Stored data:
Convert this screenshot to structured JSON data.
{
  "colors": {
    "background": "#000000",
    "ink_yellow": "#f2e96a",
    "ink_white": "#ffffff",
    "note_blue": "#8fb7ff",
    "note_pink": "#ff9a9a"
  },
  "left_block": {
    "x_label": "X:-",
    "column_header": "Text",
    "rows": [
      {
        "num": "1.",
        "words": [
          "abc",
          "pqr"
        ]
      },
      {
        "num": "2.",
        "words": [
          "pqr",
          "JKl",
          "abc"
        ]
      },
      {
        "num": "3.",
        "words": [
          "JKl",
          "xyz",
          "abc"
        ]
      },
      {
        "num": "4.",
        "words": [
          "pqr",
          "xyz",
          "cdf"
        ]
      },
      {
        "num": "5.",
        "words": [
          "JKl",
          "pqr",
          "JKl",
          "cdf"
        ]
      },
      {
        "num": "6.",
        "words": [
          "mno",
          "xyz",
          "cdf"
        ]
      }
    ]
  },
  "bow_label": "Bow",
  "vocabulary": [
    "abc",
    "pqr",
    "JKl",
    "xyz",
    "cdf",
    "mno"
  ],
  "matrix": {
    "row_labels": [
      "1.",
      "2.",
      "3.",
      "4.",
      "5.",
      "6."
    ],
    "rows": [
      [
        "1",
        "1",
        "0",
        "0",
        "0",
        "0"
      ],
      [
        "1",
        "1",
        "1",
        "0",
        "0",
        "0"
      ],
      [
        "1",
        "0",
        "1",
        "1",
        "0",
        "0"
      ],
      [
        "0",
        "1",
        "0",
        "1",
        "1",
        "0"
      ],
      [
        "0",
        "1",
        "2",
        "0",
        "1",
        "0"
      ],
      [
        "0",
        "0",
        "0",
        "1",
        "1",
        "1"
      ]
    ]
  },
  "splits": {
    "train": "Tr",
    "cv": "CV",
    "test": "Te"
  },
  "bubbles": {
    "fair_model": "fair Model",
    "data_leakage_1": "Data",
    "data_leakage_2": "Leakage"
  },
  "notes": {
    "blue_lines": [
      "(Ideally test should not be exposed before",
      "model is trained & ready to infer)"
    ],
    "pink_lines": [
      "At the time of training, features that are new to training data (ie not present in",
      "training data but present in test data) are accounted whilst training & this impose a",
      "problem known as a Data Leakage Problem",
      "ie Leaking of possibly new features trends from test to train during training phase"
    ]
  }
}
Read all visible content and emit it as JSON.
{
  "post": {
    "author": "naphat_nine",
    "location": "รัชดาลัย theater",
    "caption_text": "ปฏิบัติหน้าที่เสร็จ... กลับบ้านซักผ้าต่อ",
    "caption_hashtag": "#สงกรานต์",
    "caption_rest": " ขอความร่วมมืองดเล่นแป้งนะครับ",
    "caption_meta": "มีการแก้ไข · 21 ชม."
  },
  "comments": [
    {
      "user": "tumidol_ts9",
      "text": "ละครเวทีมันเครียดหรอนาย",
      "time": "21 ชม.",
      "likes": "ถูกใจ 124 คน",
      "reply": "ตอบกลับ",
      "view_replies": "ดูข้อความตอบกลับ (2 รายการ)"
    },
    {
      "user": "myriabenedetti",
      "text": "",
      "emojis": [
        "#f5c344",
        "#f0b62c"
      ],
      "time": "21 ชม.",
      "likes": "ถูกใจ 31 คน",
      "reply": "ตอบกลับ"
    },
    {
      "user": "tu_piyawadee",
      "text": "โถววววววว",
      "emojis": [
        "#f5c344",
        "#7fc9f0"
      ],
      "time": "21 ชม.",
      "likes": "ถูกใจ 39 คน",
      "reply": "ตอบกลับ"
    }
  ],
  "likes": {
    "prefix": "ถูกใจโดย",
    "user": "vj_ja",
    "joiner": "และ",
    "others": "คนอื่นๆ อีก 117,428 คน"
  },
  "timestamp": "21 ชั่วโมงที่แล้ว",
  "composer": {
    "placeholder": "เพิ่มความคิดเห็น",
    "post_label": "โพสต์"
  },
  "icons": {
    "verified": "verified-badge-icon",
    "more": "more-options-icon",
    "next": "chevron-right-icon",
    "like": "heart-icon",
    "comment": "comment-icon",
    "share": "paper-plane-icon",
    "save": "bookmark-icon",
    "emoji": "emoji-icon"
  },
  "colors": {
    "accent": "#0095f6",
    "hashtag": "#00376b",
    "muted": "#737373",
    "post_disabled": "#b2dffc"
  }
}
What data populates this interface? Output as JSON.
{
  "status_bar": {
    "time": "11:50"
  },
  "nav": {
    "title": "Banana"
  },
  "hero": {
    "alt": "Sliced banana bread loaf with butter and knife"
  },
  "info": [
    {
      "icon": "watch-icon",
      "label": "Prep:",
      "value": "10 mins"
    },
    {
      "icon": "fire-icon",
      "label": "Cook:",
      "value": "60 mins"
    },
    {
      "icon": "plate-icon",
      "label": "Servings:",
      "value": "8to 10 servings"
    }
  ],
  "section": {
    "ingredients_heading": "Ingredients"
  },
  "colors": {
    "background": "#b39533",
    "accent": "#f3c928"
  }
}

Work required:
Your task is to repeat every entry exactly.

Task solution:
Convert this screenshot to structured JSON data.
{
  "colors": {
    "background": "#000000",
    "ink_yellow": "#f2e96a",
    "ink_white": "#ffffff",
    "note_blue": "#8fb7ff",
    "note_pink": "#ff9a9a"
  },
  "left_block": {
    "x_label": "X:-",
    "column_header": "Text",
    "rows": [
      {
        "num": "1.",
        "words": [
          "abc",
          "pqr"
        ]
      },
      {
        "num": "2.",
        "words": [
          "pqr",
          "JKl",
          "abc"
        ]
      },
      {
        "num": "3.",
        "words": [
          "JKl",
          "xyz",
          "abc"
        ]
      },
      {
        "num": "4.",
        "words": [
          "pqr",
          "xyz",
          "cdf"
        ]
      },
      {
        "num": "5.",
        "words": [
          "JKl",
          "pqr",
          "JKl",
          "cdf"
        ]
      },
      {
        "num": "6.",
        "words": [
          "mno",
          "xyz",
          "cdf"
        ]
      }
    ]
  },
  "bow_label": "Bow",
  "vocabulary": [
    "abc",
    "pqr",
    "JKl",
    "xyz",
    "cdf",
    "mno"
  ],
  "matrix": {
    "row_labels": [
      "1.",
      "2.",
      "3.",
      "4.",
      "5.",
      "6."
    ],
    "rows": [
      [
        "1",
        "1",
        "0",
        "0",
        "0",
        "0"
      ],
      [
        "1",
        "1",
        "1",
        "0",
        "0",
        "0"
      ],
      [
        "1",
        "0",
        "1",
        "1",
        "0",
        "0"
      ],
      [
        "0",
        "1",
        "0",
        "1",
        "1",
        "0"
      ],
      [
        "0",
        "1",
        "2",
        "0",
        "1",
        "0"
      ],
      [
        "0",
        "0",
        "0",
        "1",
        "1",
        "1"
      ]
    ]
  },
  "splits": {
    "train": "Tr",
    "cv": "CV",
    "test": "Te"
  },
  "bubbles": {
    "fair_model": "fair Model",
    "data_leakage_1": "Data",
    "data_leakage_2": "Leakage"
  },
  "notes": {
    "blue_lines": [
      "(Ideally test should not be exposed before",
      "model is trained & ready to infer)"
    ],
    "pink_lines": [
      "At the time of training, features that are new to training data (ie not present in",
      "training data but present in test data) are accounted whilst training & this impose a",
      "problem known as a Data Leakage Problem",
      "ie Leaking of possibly new features trends from test to train during training phase"
    ]
  }
}
Read all visible content and emit it as JSON.
{
  "post": {
    "author": "naphat_nine",
    "location": "รัชดาลัย theater",
    "caption_text": "ปฏิบัติหน้าที่เสร็จ... กลับบ้านซักผ้าต่อ",
    "caption_hashtag": "#สงกรานต์",
    "caption_rest": " ขอความร่วมมืองดเล่นแป้งนะครับ",
    "caption_meta": "มีการแก้ไข · 21 ชม."
  },
  "comments": [
    {
      "user": "tumidol_ts9",
      "text": "ละครเวทีมันเครียดหรอนาย",
      "time": "21 ชม.",
      "likes": "ถูกใจ 124 คน",
      "reply": "ตอบกลับ",
      "view_replies": "ดูข้อความตอบกลับ (2 รายการ)"
    },
    {
      "user": "myriabenedetti",
      "text": "",
      "emojis": [
        "#f5c344",
        "#f0b62c"
      ],
      "time": "21 ชม.",
      "likes": "ถูกใจ 31 คน",
      "reply": "ตอบกลับ"
    },
    {
      "user": "tu_piyawadee",
      "text": "โถววววววว",
      "emojis": [
        "#f5c344",
        "#7fc9f0"
      ],
      "time": "21 ชม.",
      "likes": "ถูกใจ 39 คน",
      "reply": "ตอบกลับ"
    }
  ],
  "likes": {
    "prefix": "ถูกใจโดย",
    "user": "vj_ja",
    "joiner": "และ",
    "others": "คนอื่นๆ อีก 117,428 คน"
  },
  "timestamp": "21 ชั่วโมงที่แล้ว",
  "composer": {
    "placeholder": "เพิ่มความคิดเห็น",
    "post_label": "โพสต์"
  },
  "icons": {
    "verified": "verified-badge-icon",
    "more": "more-options-icon",
    "next": "chevron-right-icon",
    "like": "heart-icon",
    "comment": "comment-icon",
    "share": "paper-plane-icon",
    "save": "bookmark-icon",
    "emoji": "emoji-icon"
  },
  "colors": {
    "accent": "#0095f6",
    "hashtag": "#00376b",
    "muted": "#737373",
    "post_disabled": "#b2dffc"
  }
}
What data populates this interface? Output as JSON.
{
  "status_bar": {
    "time": "11:50"
  },
  "nav": {
    "title": "Banana"
  },
  "hero": {
    "alt": "Sliced banana bread loaf with butter and knife"
  },
  "info": [
    {
      "icon": "watch-icon",
      "label": "Prep:",
      "value": "10 mins"
    },
    {
      "icon": "fire-icon",
      "label": "Cook:",
      "value": "60 mins"
    },
    {
      "icon": "plate-icon",
      "label": "Servings:",
      "value": "8to 10 servings"
    }
  ],
  "section": {
    "ingredients_heading": "Ingredients"
  },
  "colors": {
    "background": "#b39533",
    "accent": "#f3c928"
  }
}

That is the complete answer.